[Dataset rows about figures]
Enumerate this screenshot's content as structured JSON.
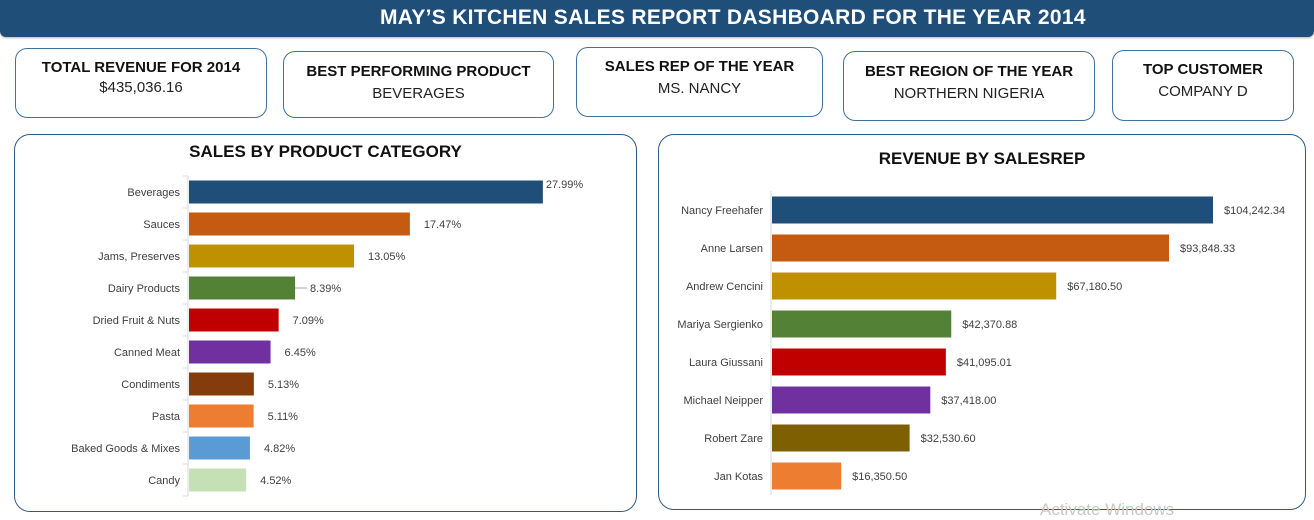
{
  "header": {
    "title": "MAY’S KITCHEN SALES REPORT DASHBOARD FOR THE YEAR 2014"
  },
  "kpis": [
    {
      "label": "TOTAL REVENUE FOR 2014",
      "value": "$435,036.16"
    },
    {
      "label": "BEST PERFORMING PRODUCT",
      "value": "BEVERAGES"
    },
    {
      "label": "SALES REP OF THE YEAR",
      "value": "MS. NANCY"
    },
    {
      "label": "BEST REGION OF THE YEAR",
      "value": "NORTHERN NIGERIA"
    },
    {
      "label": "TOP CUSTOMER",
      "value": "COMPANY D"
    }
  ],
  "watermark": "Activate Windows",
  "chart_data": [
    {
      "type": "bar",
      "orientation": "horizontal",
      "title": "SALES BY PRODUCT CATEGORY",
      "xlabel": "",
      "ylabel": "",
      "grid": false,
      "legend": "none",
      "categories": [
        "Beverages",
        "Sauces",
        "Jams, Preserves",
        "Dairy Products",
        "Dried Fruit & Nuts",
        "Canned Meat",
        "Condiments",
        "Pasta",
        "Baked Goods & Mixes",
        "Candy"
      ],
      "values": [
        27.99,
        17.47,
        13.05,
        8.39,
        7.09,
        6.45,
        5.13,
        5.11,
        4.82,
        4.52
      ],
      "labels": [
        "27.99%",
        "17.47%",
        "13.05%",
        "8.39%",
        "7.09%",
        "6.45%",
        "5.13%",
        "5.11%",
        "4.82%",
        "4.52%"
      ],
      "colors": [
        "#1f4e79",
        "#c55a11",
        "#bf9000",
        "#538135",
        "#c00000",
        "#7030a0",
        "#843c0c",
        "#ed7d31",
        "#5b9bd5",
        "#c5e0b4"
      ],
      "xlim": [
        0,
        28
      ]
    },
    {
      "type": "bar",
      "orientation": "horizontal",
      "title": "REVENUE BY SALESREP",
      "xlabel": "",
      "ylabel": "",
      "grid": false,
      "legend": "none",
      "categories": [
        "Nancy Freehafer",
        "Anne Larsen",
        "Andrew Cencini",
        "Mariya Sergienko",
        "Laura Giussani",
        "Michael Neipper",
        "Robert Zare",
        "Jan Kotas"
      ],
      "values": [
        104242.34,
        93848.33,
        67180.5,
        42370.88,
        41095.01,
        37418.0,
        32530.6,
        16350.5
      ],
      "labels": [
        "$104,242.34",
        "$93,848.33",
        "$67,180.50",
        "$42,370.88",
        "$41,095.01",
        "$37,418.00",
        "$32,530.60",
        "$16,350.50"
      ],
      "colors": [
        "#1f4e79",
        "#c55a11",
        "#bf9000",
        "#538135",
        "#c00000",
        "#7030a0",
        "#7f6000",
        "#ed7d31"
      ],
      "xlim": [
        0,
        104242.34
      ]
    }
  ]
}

--

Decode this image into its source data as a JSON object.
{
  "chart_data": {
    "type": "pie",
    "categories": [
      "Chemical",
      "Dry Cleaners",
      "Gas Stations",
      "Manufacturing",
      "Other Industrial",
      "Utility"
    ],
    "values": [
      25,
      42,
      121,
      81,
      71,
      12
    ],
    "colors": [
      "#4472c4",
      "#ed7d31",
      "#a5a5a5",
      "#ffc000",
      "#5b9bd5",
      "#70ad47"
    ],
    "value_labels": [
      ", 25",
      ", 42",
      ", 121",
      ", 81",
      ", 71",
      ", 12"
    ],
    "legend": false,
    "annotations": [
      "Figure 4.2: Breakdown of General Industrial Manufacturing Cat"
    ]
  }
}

■ TASK BRIEF
How many lines in the records hold the string "REVENUE"? Reply with the number alone.

■ WRITTEN ANSWER
2